> [REQUIRED TASK] Edit the entries below by replacing each occurrence of "name" with "label" and leaving every other word unchanged. Leave the pictures out of your answer.
>> start EXERCISE INPUT
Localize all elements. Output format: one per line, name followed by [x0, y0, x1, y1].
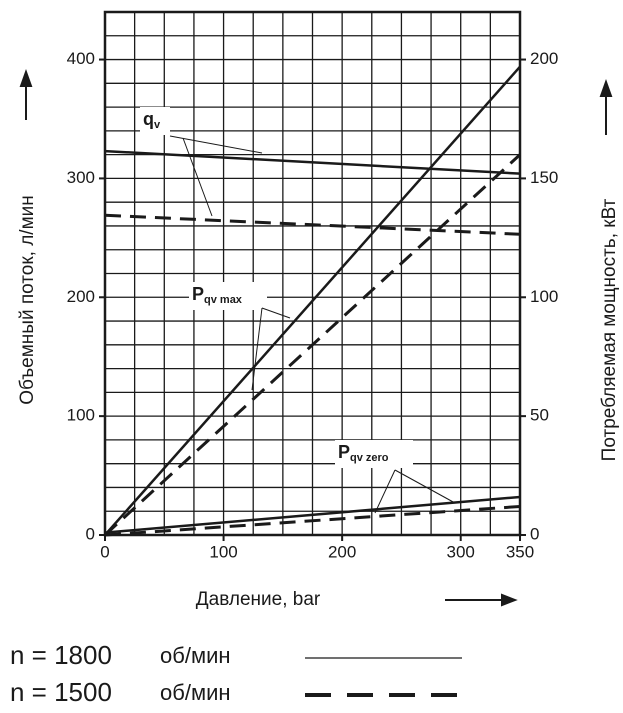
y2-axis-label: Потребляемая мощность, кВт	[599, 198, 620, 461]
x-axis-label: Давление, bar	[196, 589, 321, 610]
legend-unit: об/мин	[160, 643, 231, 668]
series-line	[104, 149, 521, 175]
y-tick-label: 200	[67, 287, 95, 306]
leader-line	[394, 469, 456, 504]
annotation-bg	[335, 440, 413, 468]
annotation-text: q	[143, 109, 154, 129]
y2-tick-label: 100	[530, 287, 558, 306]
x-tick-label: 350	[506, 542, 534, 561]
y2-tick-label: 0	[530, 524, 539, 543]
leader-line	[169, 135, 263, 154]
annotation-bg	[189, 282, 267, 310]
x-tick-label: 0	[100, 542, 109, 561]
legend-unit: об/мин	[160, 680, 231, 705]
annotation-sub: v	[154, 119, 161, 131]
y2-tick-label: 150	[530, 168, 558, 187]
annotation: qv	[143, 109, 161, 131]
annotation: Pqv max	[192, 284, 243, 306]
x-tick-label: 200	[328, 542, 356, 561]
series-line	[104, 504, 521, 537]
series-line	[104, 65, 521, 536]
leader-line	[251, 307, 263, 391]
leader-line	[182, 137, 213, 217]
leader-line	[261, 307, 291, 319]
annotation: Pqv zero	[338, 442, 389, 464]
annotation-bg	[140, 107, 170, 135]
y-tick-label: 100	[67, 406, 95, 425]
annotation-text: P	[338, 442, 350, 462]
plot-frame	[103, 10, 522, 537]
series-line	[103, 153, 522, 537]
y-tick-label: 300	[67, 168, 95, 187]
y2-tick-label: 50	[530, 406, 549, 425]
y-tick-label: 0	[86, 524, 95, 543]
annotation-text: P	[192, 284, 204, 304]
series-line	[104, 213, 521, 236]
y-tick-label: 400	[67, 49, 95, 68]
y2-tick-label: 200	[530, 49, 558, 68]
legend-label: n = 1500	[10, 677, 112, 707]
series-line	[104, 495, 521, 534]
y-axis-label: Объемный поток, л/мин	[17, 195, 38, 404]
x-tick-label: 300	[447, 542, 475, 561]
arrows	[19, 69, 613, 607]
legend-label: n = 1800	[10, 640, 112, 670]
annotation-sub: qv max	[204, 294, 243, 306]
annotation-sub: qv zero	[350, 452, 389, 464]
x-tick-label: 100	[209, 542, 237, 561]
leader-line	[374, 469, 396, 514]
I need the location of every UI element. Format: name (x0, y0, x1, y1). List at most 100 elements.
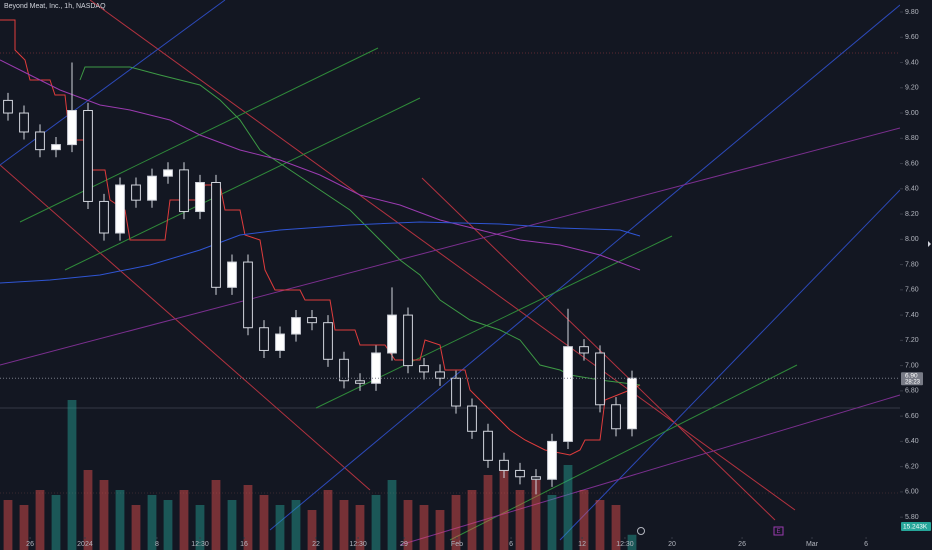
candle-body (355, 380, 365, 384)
>> end EXERCISE INPUT
> [COMPLETED EXERCISE]
Localize all elements. Output format: one per line, label followed by [x0, y0, x1, y1].
y2-axis-label: Потребляемая мощность, кВт	[599, 198, 620, 461]
x-axis-label: Давление, bar	[196, 589, 321, 610]
legend-unit: об/мин	[160, 643, 231, 668]
series-line	[104, 149, 521, 175]
y-tick-label: 200	[67, 287, 95, 306]
leader-line	[394, 469, 456, 504]
annotation-bg	[335, 440, 413, 468]
annotation-text: q	[143, 109, 154, 129]
y2-tick-label: 100	[530, 287, 558, 306]
x-tick-label: 350	[506, 542, 534, 561]
y2-tick-label: 0	[530, 524, 539, 543]
leader-line	[169, 135, 263, 154]
annotation-bg	[189, 282, 267, 310]
x-tick-label: 0	[100, 542, 109, 561]
legend-unit: об/мин	[160, 680, 231, 705]
annotation-sub: v	[154, 119, 161, 131]
y2-tick-label: 150	[530, 168, 558, 187]
annotation: qv	[143, 109, 161, 131]
annotation: Pqv max	[192, 284, 243, 306]
x-tick-label: 200	[328, 542, 356, 561]
series-line	[104, 504, 521, 537]
series-line	[104, 65, 521, 536]
leader-line	[251, 307, 263, 391]
leader-line	[182, 137, 213, 217]
leader-line	[261, 307, 291, 319]
annotation: Pqv zero	[338, 442, 389, 464]
annotation-bg	[140, 107, 170, 135]
y-tick-label: 100	[67, 406, 95, 425]
annotation-text: P	[338, 442, 350, 462]
plot-frame	[103, 10, 522, 537]
series-line	[103, 153, 522, 537]
y-tick-label: 300	[67, 168, 95, 187]
y2-tick-label: 50	[530, 406, 549, 425]
y-tick-label: 0	[86, 524, 95, 543]
annotation-text: P	[192, 284, 204, 304]
series-line	[104, 213, 521, 236]
y-tick-label: 400	[67, 49, 95, 68]
y2-tick-label: 200	[530, 49, 558, 68]
legend-label: n = 1500	[10, 677, 112, 707]
series-line	[104, 495, 521, 534]
y-axis-label: Объемный поток, л/мин	[17, 195, 38, 404]
x-tick-label: 300	[447, 542, 475, 561]
arrows	[19, 69, 613, 607]
legend-label: n = 1800	[10, 640, 112, 670]
annotation-sub: qv max	[204, 294, 243, 306]
annotation-sub: qv zero	[350, 452, 389, 464]
x-tick-label: 100	[209, 542, 237, 561]
leader-line	[374, 469, 396, 514]
I need the location of every UI element. Format: label (x0, y0, x1, y1). List at most 100 elements.
candle-body (355, 380, 365, 384)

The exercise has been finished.